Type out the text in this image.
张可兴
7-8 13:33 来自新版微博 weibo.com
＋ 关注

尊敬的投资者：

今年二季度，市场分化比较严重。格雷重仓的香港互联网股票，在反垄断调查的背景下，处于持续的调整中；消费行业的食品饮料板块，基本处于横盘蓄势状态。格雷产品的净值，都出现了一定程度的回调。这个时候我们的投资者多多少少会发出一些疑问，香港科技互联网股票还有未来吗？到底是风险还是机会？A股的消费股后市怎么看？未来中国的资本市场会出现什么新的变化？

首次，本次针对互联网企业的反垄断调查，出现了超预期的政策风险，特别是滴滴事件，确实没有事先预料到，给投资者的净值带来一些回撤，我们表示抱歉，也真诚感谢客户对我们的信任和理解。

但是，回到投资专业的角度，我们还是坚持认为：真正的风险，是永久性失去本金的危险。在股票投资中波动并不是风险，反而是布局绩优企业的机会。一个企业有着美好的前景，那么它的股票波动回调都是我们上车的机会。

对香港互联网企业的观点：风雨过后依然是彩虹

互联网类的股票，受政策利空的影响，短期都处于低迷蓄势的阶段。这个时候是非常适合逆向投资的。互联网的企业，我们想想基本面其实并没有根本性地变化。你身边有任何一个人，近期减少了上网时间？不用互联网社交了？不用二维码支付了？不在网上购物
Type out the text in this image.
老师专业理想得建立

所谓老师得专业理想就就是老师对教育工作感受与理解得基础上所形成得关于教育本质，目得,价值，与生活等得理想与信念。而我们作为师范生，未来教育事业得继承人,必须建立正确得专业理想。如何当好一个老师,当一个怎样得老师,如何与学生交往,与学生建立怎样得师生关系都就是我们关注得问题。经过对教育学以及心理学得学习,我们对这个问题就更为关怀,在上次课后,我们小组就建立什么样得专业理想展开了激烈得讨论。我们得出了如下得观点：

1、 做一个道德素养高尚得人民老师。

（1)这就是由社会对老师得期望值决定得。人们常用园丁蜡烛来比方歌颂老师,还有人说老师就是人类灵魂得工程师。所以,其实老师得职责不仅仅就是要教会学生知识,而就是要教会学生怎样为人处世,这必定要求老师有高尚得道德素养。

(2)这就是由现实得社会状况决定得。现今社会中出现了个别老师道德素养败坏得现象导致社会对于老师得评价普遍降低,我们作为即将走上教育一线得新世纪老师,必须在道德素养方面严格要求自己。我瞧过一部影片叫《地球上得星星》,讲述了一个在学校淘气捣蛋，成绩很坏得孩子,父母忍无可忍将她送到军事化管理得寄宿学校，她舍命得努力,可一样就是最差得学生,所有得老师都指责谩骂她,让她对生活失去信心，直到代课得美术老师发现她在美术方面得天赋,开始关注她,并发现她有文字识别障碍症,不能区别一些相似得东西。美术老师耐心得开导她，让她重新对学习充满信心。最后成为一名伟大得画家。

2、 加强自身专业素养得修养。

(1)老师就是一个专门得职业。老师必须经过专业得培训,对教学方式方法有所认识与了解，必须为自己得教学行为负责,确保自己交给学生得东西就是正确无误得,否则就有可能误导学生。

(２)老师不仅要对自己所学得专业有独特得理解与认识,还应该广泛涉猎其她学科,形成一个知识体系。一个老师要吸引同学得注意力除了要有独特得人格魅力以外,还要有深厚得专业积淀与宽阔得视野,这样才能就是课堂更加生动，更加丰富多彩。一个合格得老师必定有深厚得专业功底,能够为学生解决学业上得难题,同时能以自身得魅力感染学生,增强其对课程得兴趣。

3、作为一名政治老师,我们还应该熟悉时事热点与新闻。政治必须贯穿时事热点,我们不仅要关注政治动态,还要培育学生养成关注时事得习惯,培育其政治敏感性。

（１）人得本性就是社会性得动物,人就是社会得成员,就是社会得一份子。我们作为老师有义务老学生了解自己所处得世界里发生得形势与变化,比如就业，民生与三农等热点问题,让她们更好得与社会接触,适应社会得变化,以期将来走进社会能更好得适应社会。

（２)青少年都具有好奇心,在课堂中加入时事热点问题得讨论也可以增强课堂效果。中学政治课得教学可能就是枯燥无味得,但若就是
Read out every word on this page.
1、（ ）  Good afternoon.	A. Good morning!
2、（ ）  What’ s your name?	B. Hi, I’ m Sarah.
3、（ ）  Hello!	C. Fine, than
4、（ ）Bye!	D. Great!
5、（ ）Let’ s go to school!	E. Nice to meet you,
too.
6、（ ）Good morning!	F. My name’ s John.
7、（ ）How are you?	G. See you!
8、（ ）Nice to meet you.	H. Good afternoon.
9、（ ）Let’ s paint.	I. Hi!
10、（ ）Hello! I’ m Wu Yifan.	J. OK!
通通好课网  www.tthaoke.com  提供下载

WHAT IS NEEDED -> Word for word, restate all of the data shown above.

ANSWER TO THIS EXERCISE ->
Type out the text in this image.
张可兴
7-8 13:33 来自新版微博 weibo.com
＋ 关注

尊敬的投资者：

今年二季度，市场分化比较严重。格雷重仓的香港互联网股票，在反垄断调查的背景下，处于持续的调整中；消费行业的食品饮料板块，基本处于横盘蓄势状态。格雷产品的净值，都出现了一定程度的回调。这个时候我们的投资者多多少少会发出一些疑问，香港科技互联网股票还有未来吗？到底是风险还是机会？A股的消费股后市怎么看？未来中国的资本市场会出现什么新的变化？

首次，本次针对互联网企业的反垄断调查，出现了超预期的政策风险，特别是滴滴事件，确实没有事先预料到，给投资者的净值带来一些回撤，我们表示抱歉，也真诚感谢客户对我们的信任和理解。

但是，回到投资专业的角度，我们还是坚持认为：真正的风险，是永久性失去本金的危险。在股票投资中波动并不是风险，反而是布局绩优企业的机会。一个企业有着美好的前景，那么它的股票波动回调都是我们上车的机会。

对香港互联网企业的观点：风雨过后依然是彩虹

互联网类的股票，受政策利空的影响，短期都处于低迷蓄势的阶段。这个时候是非常适合逆向投资的。互联网的企业，我们想想基本面其实并没有根本性地变化。你身边有任何一个人，近期减少了上网时间？不用互联网社交了？不用二维码支付了？不在网上购物
Type out the text in this image.
老师专业理想得建立

所谓老师得专业理想就就是老师对教育工作感受与理解得基础上所形成得关于教育本质，目得,价值，与生活等得理想与信念。而我们作为师范生，未来教育事业得继承人,必须建立正确得专业理想。如何当好一个老师,当一个怎样得老师,如何与学生交往,与学生建立怎样得师生关系都就是我们关注得问题。经过对教育学以及心理学得学习,我们对这个问题就更为关怀,在上次课后,我们小组就建立什么样得专业理想展开了激烈得讨论。我们得出了如下得观点：

1、 做一个道德素养高尚得人民老师。

（1)这就是由社会对老师得期望值决定得。人们常用园丁蜡烛来比方歌颂老师,还有人说老师就是人类灵魂得工程师。所以,其实老师得职责不仅仅就是要教会学生知识,而就是要教会学生怎样为人处世,这必定要求老师有高尚得道德素养。

(2)这就是由现实得社会状况决定得。现今社会中出现了个别老师道德素养败坏得现象导致社会对于老师得评价普遍降低,我们作为即将走上教育一线得新世纪老师,必须在道德素养方面严格要求自己。我瞧过一部影片叫《地球上得星星》,讲述了一个在学校淘气捣蛋，成绩很坏得孩子,父母忍无可忍将她送到军事化管理得寄宿学校，她舍命得努力,可一样就是最差得学生,所有得老师都指责谩骂她,让她对生活失去信心，直到代课得美术老师发现她在美术方面得天赋,开始关注她,并发现她有文字识别障碍症,不能区别一些相似得东西。美术老师耐心得开导她，让她重新对学习充满信心。最后成为一名伟大得画家。

2、 加强自身专业素养得修养。

(1)老师就是一个专门得职业。老师必须经过专业得培训,对教学方式方法有所认识与了解，必须为自己得教学行为负责,确保自己交给学生得东西就是正确无误得,否则就有可能误导学生。

(２)老师不仅要对自己所学得专业有独特得理解与认识,还应该广泛涉猎其她学科,形成一个知识体系。一个老师要吸引同学得注意力除了要有独特得人格魅力以外,还要有深厚得专业积淀与宽阔得视野,这样才能就是课堂更加生动，更加丰富多彩。一个合格得老师必定有深厚得专业功底,能够为学生解决学业上得难题,同时能以自身得魅力感染学生,增强其对课程得兴趣。

3、作为一名政治老师,我们还应该熟悉时事热点与新闻。政治必须贯穿时事热点,我们不仅要关注政治动态,还要培育学生养成关注时事得习惯,培育其政治敏感性。

（１）人得本性就是社会性得动物,人就是社会得成员,就是社会得一份子。我们作为老师有义务老学生了解自己所处得世界里发生得形势与变化,比如就业，民生与三农等热点问题,让她们更好得与社会接触,适应社会得变化,以期将来走进社会能更好得适应社会。

（２)青少年都具有好奇心,在课堂中加入时事热点问题得讨论也可以增强课堂效果。中学政治课得教学可能就是枯燥无味得,但若就是
Read out every word on this page.
1、（ ）  Good afternoon.	A. Good morning!
2、（ ）  What’ s your name?	B. Hi, I’ m Sarah.
3、（ ）  Hello!	C. Fine, than
4、（ ）Bye!	D. Great!
5、（ ）Let’ s go to school!	E. Nice to meet you,
too.
6、（ ）Good morning!	F. My name’ s John.
7、（ ）How are you?	G. See you!
8、（ ）Nice to meet you.	H. Good afternoon.
9、（ ）Let’ s paint.	I. Hi!
10、（ ）Hello! I’ m Wu Yifan.	J. OK!
通通好课网  www.tthaoke.com  提供下载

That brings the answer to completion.